## [Collected data entries]
——————————

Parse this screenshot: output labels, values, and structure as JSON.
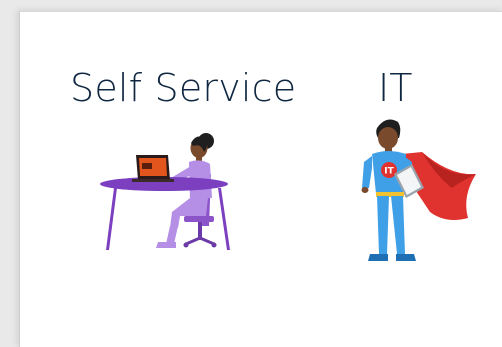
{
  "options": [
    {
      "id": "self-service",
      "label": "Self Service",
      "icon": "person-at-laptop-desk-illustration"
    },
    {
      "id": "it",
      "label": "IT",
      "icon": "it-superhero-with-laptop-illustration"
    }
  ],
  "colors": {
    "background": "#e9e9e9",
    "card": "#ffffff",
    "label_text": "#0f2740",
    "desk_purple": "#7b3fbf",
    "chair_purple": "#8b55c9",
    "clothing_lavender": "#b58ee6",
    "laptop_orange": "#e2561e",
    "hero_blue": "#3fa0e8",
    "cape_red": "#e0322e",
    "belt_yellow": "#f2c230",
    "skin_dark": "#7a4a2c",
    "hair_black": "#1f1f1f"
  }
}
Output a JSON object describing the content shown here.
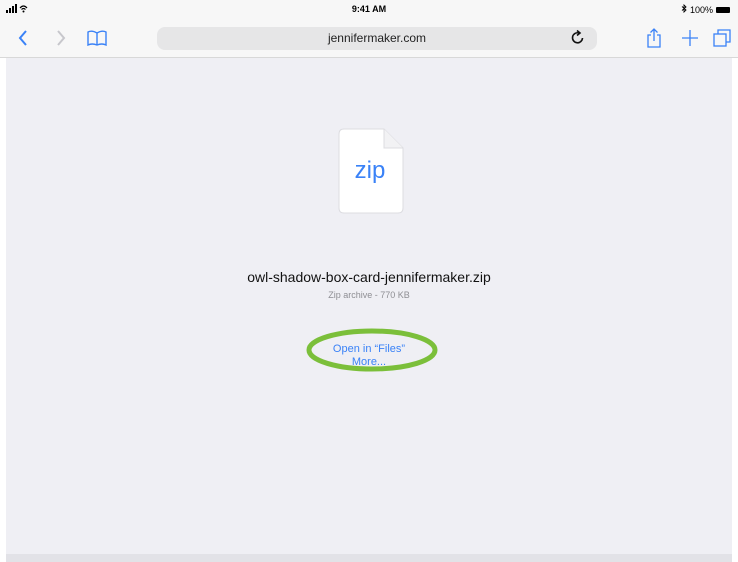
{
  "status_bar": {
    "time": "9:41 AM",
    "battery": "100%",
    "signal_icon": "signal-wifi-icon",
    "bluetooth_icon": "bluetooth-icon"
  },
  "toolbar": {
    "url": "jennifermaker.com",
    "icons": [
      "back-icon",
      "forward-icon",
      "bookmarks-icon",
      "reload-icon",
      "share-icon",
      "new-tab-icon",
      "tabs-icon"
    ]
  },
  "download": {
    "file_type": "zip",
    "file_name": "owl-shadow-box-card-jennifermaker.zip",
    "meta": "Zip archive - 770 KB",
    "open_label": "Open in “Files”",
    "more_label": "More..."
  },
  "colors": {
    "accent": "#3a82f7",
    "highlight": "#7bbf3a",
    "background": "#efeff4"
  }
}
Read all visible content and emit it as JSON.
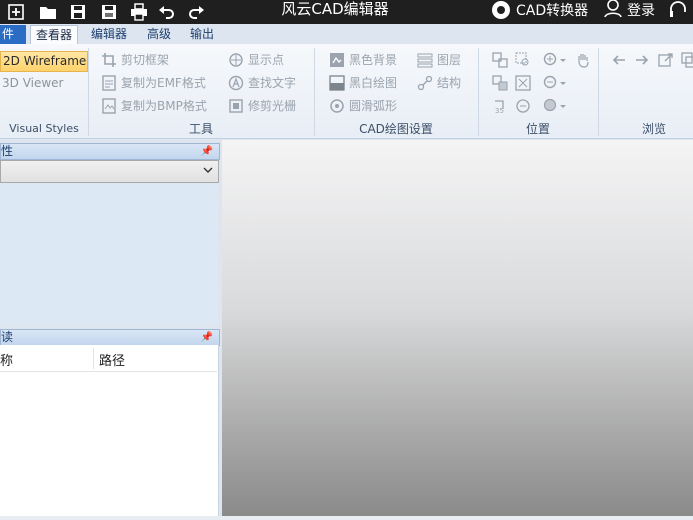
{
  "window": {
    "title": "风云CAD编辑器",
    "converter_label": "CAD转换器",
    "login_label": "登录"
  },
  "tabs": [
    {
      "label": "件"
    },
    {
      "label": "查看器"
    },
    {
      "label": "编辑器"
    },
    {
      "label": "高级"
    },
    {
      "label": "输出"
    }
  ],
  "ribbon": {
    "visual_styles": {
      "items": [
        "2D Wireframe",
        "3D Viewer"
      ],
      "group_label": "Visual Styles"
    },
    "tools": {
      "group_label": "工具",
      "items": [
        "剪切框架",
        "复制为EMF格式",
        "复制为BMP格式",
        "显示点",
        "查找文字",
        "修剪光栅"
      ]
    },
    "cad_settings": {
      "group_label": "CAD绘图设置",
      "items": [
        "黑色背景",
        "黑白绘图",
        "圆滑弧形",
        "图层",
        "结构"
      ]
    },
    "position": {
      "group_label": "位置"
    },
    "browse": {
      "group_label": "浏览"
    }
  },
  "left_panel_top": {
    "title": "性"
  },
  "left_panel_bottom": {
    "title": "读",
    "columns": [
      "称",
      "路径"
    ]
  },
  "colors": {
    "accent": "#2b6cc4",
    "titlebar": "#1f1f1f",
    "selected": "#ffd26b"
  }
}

——————————

## [To be done]
Identify and copy all lines with the word "jennifermaker".

## [Result of this exercise]
    "url": "jennifermaker.com",
    "file_name": "owl-shadow-box-card-jennifermaker.zip",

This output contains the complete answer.